Stored dataset items
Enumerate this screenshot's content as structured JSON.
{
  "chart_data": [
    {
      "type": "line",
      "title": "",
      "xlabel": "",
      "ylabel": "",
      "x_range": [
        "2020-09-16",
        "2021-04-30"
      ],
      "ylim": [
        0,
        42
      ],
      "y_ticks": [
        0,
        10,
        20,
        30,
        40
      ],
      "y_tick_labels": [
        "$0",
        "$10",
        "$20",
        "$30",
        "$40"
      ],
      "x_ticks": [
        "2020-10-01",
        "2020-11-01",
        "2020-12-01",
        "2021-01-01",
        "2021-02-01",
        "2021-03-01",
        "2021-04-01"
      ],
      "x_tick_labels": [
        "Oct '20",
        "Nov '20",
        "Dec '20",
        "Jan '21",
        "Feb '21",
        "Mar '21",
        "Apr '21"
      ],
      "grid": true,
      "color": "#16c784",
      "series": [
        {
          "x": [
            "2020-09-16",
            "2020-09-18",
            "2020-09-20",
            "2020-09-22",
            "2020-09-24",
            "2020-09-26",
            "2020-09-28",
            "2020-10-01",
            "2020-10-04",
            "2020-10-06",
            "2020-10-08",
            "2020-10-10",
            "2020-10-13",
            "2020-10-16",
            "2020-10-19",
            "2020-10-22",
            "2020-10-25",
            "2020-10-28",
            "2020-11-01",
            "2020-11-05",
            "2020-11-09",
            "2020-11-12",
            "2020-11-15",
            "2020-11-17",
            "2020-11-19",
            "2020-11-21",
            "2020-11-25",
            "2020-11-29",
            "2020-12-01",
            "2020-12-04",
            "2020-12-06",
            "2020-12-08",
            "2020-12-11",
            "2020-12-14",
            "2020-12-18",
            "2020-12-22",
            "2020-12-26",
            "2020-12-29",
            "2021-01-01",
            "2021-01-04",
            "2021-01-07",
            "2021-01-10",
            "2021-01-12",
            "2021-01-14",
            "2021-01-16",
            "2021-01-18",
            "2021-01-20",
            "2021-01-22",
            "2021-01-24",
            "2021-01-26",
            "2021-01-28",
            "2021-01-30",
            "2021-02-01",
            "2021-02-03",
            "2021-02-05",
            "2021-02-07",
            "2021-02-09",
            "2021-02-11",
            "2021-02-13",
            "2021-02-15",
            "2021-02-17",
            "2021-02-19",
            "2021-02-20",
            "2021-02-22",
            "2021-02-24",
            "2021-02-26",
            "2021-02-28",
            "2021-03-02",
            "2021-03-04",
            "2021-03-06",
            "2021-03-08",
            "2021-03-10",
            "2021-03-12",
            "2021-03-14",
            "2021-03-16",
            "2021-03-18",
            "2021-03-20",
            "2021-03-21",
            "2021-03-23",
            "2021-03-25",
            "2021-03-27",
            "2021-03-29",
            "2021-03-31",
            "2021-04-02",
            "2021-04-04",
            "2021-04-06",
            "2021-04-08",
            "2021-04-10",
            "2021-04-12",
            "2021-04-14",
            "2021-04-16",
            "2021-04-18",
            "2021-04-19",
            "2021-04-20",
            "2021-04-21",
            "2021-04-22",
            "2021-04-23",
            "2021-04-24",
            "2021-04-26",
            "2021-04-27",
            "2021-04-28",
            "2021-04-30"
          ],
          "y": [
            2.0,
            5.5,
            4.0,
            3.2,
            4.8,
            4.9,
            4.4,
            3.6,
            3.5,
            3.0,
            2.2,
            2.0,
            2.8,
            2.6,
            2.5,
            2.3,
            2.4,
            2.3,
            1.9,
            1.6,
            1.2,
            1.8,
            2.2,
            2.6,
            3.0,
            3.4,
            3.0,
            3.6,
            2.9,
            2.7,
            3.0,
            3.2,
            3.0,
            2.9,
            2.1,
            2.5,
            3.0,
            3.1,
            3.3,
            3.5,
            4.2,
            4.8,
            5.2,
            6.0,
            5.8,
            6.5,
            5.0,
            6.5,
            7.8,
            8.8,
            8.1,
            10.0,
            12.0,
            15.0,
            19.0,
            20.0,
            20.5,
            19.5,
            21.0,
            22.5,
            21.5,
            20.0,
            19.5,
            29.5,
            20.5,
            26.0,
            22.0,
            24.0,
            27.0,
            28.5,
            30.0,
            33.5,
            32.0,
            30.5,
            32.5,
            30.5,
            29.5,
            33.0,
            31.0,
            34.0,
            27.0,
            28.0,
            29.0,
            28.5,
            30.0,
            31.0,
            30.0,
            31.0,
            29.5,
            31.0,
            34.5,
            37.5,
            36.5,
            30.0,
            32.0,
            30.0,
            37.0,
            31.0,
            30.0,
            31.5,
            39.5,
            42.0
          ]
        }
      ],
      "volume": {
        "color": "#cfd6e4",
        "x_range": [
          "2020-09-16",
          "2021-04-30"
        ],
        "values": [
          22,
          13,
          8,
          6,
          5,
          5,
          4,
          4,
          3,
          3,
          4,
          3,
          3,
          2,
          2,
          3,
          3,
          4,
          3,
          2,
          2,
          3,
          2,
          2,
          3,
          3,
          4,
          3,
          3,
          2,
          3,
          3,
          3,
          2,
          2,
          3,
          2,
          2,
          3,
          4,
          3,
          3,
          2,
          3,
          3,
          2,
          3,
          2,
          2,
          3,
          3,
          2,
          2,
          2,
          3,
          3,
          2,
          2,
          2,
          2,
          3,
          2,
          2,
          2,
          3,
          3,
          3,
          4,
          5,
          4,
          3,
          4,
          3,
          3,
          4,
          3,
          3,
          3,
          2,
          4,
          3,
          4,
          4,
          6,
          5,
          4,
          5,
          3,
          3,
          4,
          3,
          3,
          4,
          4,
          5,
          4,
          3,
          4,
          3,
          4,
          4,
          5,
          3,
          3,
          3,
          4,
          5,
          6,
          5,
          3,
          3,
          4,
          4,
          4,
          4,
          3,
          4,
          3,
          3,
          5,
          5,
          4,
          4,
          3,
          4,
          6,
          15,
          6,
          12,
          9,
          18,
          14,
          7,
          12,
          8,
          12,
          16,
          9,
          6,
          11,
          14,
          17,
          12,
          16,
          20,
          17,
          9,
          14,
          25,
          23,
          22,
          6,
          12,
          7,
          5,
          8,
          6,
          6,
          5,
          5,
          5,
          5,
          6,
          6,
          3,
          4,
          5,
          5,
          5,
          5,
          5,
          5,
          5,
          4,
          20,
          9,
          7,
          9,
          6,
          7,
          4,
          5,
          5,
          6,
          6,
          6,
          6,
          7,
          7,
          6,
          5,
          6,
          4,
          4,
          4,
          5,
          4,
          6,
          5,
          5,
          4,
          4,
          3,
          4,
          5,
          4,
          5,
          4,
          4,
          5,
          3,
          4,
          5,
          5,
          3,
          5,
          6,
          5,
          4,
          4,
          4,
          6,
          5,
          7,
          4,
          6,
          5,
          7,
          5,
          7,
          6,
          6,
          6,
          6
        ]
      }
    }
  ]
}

■ Description of the task
Reproduce each entry from the records above, character for character.

■ Solution to this problem
Enumerate this screenshot's content as structured JSON.
{
  "chart_data": [
    {
      "type": "line",
      "title": "",
      "xlabel": "",
      "ylabel": "",
      "x_range": [
        "2020-09-16",
        "2021-04-30"
      ],
      "ylim": [
        0,
        42
      ],
      "y_ticks": [
        0,
        10,
        20,
        30,
        40
      ],
      "y_tick_labels": [
        "$0",
        "$10",
        "$20",
        "$30",
        "$40"
      ],
      "x_ticks": [
        "2020-10-01",
        "2020-11-01",
        "2020-12-01",
        "2021-01-01",
        "2021-02-01",
        "2021-03-01",
        "2021-04-01"
      ],
      "x_tick_labels": [
        "Oct '20",
        "Nov '20",
        "Dec '20",
        "Jan '21",
        "Feb '21",
        "Mar '21",
        "Apr '21"
      ],
      "grid": true,
      "color": "#16c784",
      "series": [
        {
          "x": [
            "2020-09-16",
            "2020-09-18",
            "2020-09-20",
            "2020-09-22",
            "2020-09-24",
            "2020-09-26",
            "2020-09-28",
            "2020-10-01",
            "2020-10-04",
            "2020-10-06",
            "2020-10-08",
            "2020-10-10",
            "2020-10-13",
            "2020-10-16",
            "2020-10-19",
            "2020-10-22",
            "2020-10-25",
            "2020-10-28",
            "2020-11-01",
            "2020-11-05",
            "2020-11-09",
            "2020-11-12",
            "2020-11-15",
            "2020-11-17",
            "2020-11-19",
            "2020-11-21",
            "2020-11-25",
            "2020-11-29",
            "2020-12-01",
            "2020-12-04",
            "2020-12-06",
            "2020-12-08",
            "2020-12-11",
            "2020-12-14",
            "2020-12-18",
            "2020-12-22",
            "2020-12-26",
            "2020-12-29",
            "2021-01-01",
            "2021-01-04",
            "2021-01-07",
            "2021-01-10",
            "2021-01-12",
            "2021-01-14",
            "2021-01-16",
            "2021-01-18",
            "2021-01-20",
            "2021-01-22",
            "2021-01-24",
            "2021-01-26",
            "2021-01-28",
            "2021-01-30",
            "2021-02-01",
            "2021-02-03",
            "2021-02-05",
            "2021-02-07",
            "2021-02-09",
            "2021-02-11",
            "2021-02-13",
            "2021-02-15",
            "2021-02-17",
            "2021-02-19",
            "2021-02-20",
            "2021-02-22",
            "2021-02-24",
            "2021-02-26",
            "2021-02-28",
            "2021-03-02",
            "2021-03-04",
            "2021-03-06",
            "2021-03-08",
            "2021-03-10",
            "2021-03-12",
            "2021-03-14",
            "2021-03-16",
            "2021-03-18",
            "2021-03-20",
            "2021-03-21",
            "2021-03-23",
            "2021-03-25",
            "2021-03-27",
            "2021-03-29",
            "2021-03-31",
            "2021-04-02",
            "2021-04-04",
            "2021-04-06",
            "2021-04-08",
            "2021-04-10",
            "2021-04-12",
            "2021-04-14",
            "2021-04-16",
            "2021-04-18",
            "2021-04-19",
            "2021-04-20",
            "2021-04-21",
            "2021-04-22",
            "2021-04-23",
            "2021-04-24",
            "2021-04-26",
            "2021-04-27",
            "2021-04-28",
            "2021-04-30"
          ],
          "y": [
            2.0,
            5.5,
            4.0,
            3.2,
            4.8,
            4.9,
            4.4,
            3.6,
            3.5,
            3.0,
            2.2,
            2.0,
            2.8,
            2.6,
            2.5,
            2.3,
            2.4,
            2.3,
            1.9,
            1.6,
            1.2,
            1.8,
            2.2,
            2.6,
            3.0,
            3.4,
            3.0,
            3.6,
            2.9,
            2.7,
            3.0,
            3.2,
            3.0,
            2.9,
            2.1,
            2.5,
            3.0,
            3.1,
            3.3,
            3.5,
            4.2,
            4.8,
            5.2,
            6.0,
            5.8,
            6.5,
            5.0,
            6.5,
            7.8,
            8.8,
            8.1,
            10.0,
            12.0,
            15.0,
            19.0,
            20.0,
            20.5,
            19.5,
            21.0,
            22.5,
            21.5,
            20.0,
            19.5,
            29.5,
            20.5,
            26.0,
            22.0,
            24.0,
            27.0,
            28.5,
            30.0,
            33.5,
            32.0,
            30.5,
            32.5,
            30.5,
            29.5,
            33.0,
            31.0,
            34.0,
            27.0,
            28.0,
            29.0,
            28.5,
            30.0,
            31.0,
            30.0,
            31.0,
            29.5,
            31.0,
            34.5,
            37.5,
            36.5,
            30.0,
            32.0,
            30.0,
            37.0,
            31.0,
            30.0,
            31.5,
            39.5,
            42.0
          ]
        }
      ],
      "volume": {
        "color": "#cfd6e4",
        "x_range": [
          "2020-09-16",
          "2021-04-30"
        ],
        "values": [
          22,
          13,
          8,
          6,
          5,
          5,
          4,
          4,
          3,
          3,
          4,
          3,
          3,
          2,
          2,
          3,
          3,
          4,
          3,
          2,
          2,
          3,
          2,
          2,
          3,
          3,
          4,
          3,
          3,
          2,
          3,
          3,
          3,
          2,
          2,
          3,
          2,
          2,
          3,
          4,
          3,
          3,
          2,
          3,
          3,
          2,
          3,
          2,
          2,
          3,
          3,
          2,
          2,
          2,
          3,
          3,
          2,
          2,
          2,
          2,
          3,
          2,
          2,
          2,
          3,
          3,
          3,
          4,
          5,
          4,
          3,
          4,
          3,
          3,
          4,
          3,
          3,
          3,
          2,
          4,
          3,
          4,
          4,
          6,
          5,
          4,
          5,
          3,
          3,
          4,
          3,
          3,
          4,
          4,
          5,
          4,
          3,
          4,
          3,
          4,
          4,
          5,
          3,
          3,
          3,
          4,
          5,
          6,
          5,
          3,
          3,
          4,
          4,
          4,
          4,
          3,
          4,
          3,
          3,
          5,
          5,
          4,
          4,
          3,
          4,
          6,
          15,
          6,
          12,
          9,
          18,
          14,
          7,
          12,
          8,
          12,
          16,
          9,
          6,
          11,
          14,
          17,
          12,
          16,
          20,
          17,
          9,
          14,
          25,
          23,
          22,
          6,
          12,
          7,
          5,
          8,
          6,
          6,
          5,
          5,
          5,
          5,
          6,
          6,
          3,
          4,
          5,
          5,
          5,
          5,
          5,
          5,
          5,
          4,
          20,
          9,
          7,
          9,
          6,
          7,
          4,
          5,
          5,
          6,
          6,
          6,
          6,
          7,
          7,
          6,
          5,
          6,
          4,
          4,
          4,
          5,
          4,
          6,
          5,
          5,
          4,
          4,
          3,
          4,
          5,
          4,
          5,
          4,
          4,
          5,
          3,
          4,
          5,
          5,
          3,
          5,
          6,
          5,
          4,
          4,
          4,
          6,
          5,
          7,
          4,
          6,
          5,
          7,
          5,
          7,
          6,
          6,
          6,
          6
        ]
      }
    }
  ]
}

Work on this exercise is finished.